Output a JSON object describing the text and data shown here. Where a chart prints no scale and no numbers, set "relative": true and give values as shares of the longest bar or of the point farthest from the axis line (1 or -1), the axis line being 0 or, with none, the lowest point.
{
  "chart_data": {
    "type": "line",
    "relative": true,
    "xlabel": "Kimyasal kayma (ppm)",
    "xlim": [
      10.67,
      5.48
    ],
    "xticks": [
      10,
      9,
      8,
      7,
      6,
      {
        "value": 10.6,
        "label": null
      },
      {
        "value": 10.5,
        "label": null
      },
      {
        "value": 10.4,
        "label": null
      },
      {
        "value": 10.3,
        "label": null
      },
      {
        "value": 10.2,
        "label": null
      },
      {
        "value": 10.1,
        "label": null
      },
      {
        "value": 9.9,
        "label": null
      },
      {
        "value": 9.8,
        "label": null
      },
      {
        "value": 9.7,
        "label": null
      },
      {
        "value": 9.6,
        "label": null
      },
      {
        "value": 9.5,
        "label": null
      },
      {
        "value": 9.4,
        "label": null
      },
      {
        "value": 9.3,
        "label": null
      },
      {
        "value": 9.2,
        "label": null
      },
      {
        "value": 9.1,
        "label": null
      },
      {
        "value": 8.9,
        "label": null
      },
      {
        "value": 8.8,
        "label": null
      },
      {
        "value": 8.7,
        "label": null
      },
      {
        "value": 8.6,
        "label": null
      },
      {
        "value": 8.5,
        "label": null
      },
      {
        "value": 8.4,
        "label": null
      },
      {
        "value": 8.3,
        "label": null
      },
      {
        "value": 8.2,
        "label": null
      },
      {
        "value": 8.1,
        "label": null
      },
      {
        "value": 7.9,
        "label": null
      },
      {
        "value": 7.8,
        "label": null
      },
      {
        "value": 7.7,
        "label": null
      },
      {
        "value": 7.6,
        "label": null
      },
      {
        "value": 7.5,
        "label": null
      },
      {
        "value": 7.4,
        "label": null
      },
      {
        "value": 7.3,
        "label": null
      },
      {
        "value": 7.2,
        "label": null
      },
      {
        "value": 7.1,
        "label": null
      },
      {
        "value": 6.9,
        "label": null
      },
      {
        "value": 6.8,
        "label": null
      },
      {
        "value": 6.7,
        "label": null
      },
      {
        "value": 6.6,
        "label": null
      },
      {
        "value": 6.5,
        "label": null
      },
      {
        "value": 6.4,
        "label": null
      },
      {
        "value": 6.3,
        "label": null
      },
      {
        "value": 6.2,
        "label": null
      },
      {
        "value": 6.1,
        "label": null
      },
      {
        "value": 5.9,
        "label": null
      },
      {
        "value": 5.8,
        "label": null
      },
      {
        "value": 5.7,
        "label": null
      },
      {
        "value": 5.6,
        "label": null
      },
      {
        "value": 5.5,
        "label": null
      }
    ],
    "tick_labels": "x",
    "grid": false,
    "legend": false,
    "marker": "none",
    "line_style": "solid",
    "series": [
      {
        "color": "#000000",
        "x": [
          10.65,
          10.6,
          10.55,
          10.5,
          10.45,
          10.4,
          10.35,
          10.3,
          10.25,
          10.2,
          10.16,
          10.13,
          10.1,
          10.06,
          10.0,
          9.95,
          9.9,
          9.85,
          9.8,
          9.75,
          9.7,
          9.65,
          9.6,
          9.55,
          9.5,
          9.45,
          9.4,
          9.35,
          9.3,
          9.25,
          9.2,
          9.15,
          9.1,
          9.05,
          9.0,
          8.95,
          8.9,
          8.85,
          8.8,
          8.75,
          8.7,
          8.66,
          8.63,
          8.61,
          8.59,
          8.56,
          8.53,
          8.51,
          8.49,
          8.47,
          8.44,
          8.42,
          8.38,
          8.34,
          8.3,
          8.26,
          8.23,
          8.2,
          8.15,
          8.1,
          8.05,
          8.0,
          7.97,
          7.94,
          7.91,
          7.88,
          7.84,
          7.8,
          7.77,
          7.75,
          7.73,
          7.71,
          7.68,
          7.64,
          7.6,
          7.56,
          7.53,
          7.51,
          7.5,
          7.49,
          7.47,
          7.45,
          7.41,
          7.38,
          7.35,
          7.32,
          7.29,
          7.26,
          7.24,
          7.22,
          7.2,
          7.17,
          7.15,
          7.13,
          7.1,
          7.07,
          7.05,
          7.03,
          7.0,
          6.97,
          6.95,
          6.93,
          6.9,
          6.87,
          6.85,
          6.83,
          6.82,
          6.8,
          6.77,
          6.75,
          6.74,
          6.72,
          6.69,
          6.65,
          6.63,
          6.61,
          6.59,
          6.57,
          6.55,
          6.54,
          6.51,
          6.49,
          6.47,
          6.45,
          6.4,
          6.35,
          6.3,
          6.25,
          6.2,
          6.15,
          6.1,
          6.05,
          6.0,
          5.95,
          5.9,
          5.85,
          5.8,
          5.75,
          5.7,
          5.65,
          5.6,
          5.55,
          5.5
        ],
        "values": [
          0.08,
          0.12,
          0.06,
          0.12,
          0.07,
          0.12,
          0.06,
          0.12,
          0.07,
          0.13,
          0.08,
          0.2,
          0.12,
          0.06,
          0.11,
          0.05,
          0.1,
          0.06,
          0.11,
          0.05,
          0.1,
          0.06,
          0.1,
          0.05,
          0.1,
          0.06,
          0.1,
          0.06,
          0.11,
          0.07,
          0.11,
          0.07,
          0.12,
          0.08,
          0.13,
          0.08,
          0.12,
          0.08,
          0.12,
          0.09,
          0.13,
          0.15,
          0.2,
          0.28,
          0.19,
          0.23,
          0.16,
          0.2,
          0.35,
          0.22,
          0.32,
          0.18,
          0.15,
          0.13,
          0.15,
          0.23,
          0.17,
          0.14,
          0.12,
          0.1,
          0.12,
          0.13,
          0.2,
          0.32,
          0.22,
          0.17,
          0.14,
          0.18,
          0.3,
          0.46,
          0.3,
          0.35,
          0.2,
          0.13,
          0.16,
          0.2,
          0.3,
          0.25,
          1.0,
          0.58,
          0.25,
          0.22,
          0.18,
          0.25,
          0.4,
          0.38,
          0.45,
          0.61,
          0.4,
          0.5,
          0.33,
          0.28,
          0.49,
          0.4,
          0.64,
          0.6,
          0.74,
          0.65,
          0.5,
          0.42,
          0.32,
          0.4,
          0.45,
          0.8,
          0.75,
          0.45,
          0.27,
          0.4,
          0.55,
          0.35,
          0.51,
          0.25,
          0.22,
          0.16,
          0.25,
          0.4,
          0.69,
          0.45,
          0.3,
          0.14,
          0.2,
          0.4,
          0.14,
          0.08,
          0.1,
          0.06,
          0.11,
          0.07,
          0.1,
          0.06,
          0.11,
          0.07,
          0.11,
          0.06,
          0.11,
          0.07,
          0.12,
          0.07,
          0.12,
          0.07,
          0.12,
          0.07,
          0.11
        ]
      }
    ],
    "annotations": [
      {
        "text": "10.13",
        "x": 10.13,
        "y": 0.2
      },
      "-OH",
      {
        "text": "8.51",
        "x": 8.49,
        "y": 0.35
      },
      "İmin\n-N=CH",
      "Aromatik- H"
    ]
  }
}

----------

Brief
Repeat the material from above exactly, word for word.

Complete answer
Output a JSON object describing the text and data shown here. Where a chart prints no scale and no numbers, set "relative": true and give values as shares of the longest bar or of the point farthest from the axis line (1 or -1), the axis line being 0 or, with none, the lowest point.
{
  "chart_data": {
    "type": "line",
    "relative": true,
    "xlabel": "Kimyasal kayma (ppm)",
    "xlim": [
      10.67,
      5.48
    ],
    "xticks": [
      10,
      9,
      8,
      7,
      6,
      {
        "value": 10.6,
        "label": null
      },
      {
        "value": 10.5,
        "label": null
      },
      {
        "value": 10.4,
        "label": null
      },
      {
        "value": 10.3,
        "label": null
      },
      {
        "value": 10.2,
        "label": null
      },
      {
        "value": 10.1,
        "label": null
      },
      {
        "value": 9.9,
        "label": null
      },
      {
        "value": 9.8,
        "label": null
      },
      {
        "value": 9.7,
        "label": null
      },
      {
        "value": 9.6,
        "label": null
      },
      {
        "value": 9.5,
        "label": null
      },
      {
        "value": 9.4,
        "label": null
      },
      {
        "value": 9.3,
        "label": null
      },
      {
        "value": 9.2,
        "label": null
      },
      {
        "value": 9.1,
        "label": null
      },
      {
        "value": 8.9,
        "label": null
      },
      {
        "value": 8.8,
        "label": null
      },
      {
        "value": 8.7,
        "label": null
      },
      {
        "value": 8.6,
        "label": null
      },
      {
        "value": 8.5,
        "label": null
      },
      {
        "value": 8.4,
        "label": null
      },
      {
        "value": 8.3,
        "label": null
      },
      {
        "value": 8.2,
        "label": null
      },
      {
        "value": 8.1,
        "label": null
      },
      {
        "value": 7.9,
        "label": null
      },
      {
        "value": 7.8,
        "label": null
      },
      {
        "value": 7.7,
        "label": null
      },
      {
        "value": 7.6,
        "label": null
      },
      {
        "value": 7.5,
        "label": null
      },
      {
        "value": 7.4,
        "label": null
      },
      {
        "value": 7.3,
        "label": null
      },
      {
        "value": 7.2,
        "label": null
      },
      {
        "value": 7.1,
        "label": null
      },
      {
        "value": 6.9,
        "label": null
      },
      {
        "value": 6.8,
        "label": null
      },
      {
        "value": 6.7,
        "label": null
      },
      {
        "value": 6.6,
        "label": null
      },
      {
        "value": 6.5,
        "label": null
      },
      {
        "value": 6.4,
        "label": null
      },
      {
        "value": 6.3,
        "label": null
      },
      {
        "value": 6.2,
        "label": null
      },
      {
        "value": 6.1,
        "label": null
      },
      {
        "value": 5.9,
        "label": null
      },
      {
        "value": 5.8,
        "label": null
      },
      {
        "value": 5.7,
        "label": null
      },
      {
        "value": 5.6,
        "label": null
      },
      {
        "value": 5.5,
        "label": null
      }
    ],
    "tick_labels": "x",
    "grid": false,
    "legend": false,
    "marker": "none",
    "line_style": "solid",
    "series": [
      {
        "color": "#000000",
        "x": [
          10.65,
          10.6,
          10.55,
          10.5,
          10.45,
          10.4,
          10.35,
          10.3,
          10.25,
          10.2,
          10.16,
          10.13,
          10.1,
          10.06,
          10.0,
          9.95,
          9.9,
          9.85,
          9.8,
          9.75,
          9.7,
          9.65,
          9.6,
          9.55,
          9.5,
          9.45,
          9.4,
          9.35,
          9.3,
          9.25,
          9.2,
          9.15,
          9.1,
          9.05,
          9.0,
          8.95,
          8.9,
          8.85,
          8.8,
          8.75,
          8.7,
          8.66,
          8.63,
          8.61,
          8.59,
          8.56,
          8.53,
          8.51,
          8.49,
          8.47,
          8.44,
          8.42,
          8.38,
          8.34,
          8.3,
          8.26,
          8.23,
          8.2,
          8.15,
          8.1,
          8.05,
          8.0,
          7.97,
          7.94,
          7.91,
          7.88,
          7.84,
          7.8,
          7.77,
          7.75,
          7.73,
          7.71,
          7.68,
          7.64,
          7.6,
          7.56,
          7.53,
          7.51,
          7.5,
          7.49,
          7.47,
          7.45,
          7.41,
          7.38,
          7.35,
          7.32,
          7.29,
          7.26,
          7.24,
          7.22,
          7.2,
          7.17,
          7.15,
          7.13,
          7.1,
          7.07,
          7.05,
          7.03,
          7.0,
          6.97,
          6.95,
          6.93,
          6.9,
          6.87,
          6.85,
          6.83,
          6.82,
          6.8,
          6.77,
          6.75,
          6.74,
          6.72,
          6.69,
          6.65,
          6.63,
          6.61,
          6.59,
          6.57,
          6.55,
          6.54,
          6.51,
          6.49,
          6.47,
          6.45,
          6.4,
          6.35,
          6.3,
          6.25,
          6.2,
          6.15,
          6.1,
          6.05,
          6.0,
          5.95,
          5.9,
          5.85,
          5.8,
          5.75,
          5.7,
          5.65,
          5.6,
          5.55,
          5.5
        ],
        "values": [
          0.08,
          0.12,
          0.06,
          0.12,
          0.07,
          0.12,
          0.06,
          0.12,
          0.07,
          0.13,
          0.08,
          0.2,
          0.12,
          0.06,
          0.11,
          0.05,
          0.1,
          0.06,
          0.11,
          0.05,
          0.1,
          0.06,
          0.1,
          0.05,
          0.1,
          0.06,
          0.1,
          0.06,
          0.11,
          0.07,
          0.11,
          0.07,
          0.12,
          0.08,
          0.13,
          0.08,
          0.12,
          0.08,
          0.12,
          0.09,
          0.13,
          0.15,
          0.2,
          0.28,
          0.19,
          0.23,
          0.16,
          0.2,
          0.35,
          0.22,
          0.32,
          0.18,
          0.15,
          0.13,
          0.15,
          0.23,
          0.17,
          0.14,
          0.12,
          0.1,
          0.12,
          0.13,
          0.2,
          0.32,
          0.22,
          0.17,
          0.14,
          0.18,
          0.3,
          0.46,
          0.3,
          0.35,
          0.2,
          0.13,
          0.16,
          0.2,
          0.3,
          0.25,
          1.0,
          0.58,
          0.25,
          0.22,
          0.18,
          0.25,
          0.4,
          0.38,
          0.45,
          0.61,
          0.4,
          0.5,
          0.33,
          0.28,
          0.49,
          0.4,
          0.64,
          0.6,
          0.74,
          0.65,
          0.5,
          0.42,
          0.32,
          0.4,
          0.45,
          0.8,
          0.75,
          0.45,
          0.27,
          0.4,
          0.55,
          0.35,
          0.51,
          0.25,
          0.22,
          0.16,
          0.25,
          0.4,
          0.69,
          0.45,
          0.3,
          0.14,
          0.2,
          0.4,
          0.14,
          0.08,
          0.1,
          0.06,
          0.11,
          0.07,
          0.1,
          0.06,
          0.11,
          0.07,
          0.11,
          0.06,
          0.11,
          0.07,
          0.12,
          0.07,
          0.12,
          0.07,
          0.12,
          0.07,
          0.11
        ]
      }
    ],
    "annotations": [
      {
        "text": "10.13",
        "x": 10.13,
        "y": 0.2
      },
      "-OH",
      {
        "text": "8.51",
        "x": 8.49,
        "y": 0.35
      },
      "İmin\n-N=CH",
      "Aromatik- H"
    ]
  }
}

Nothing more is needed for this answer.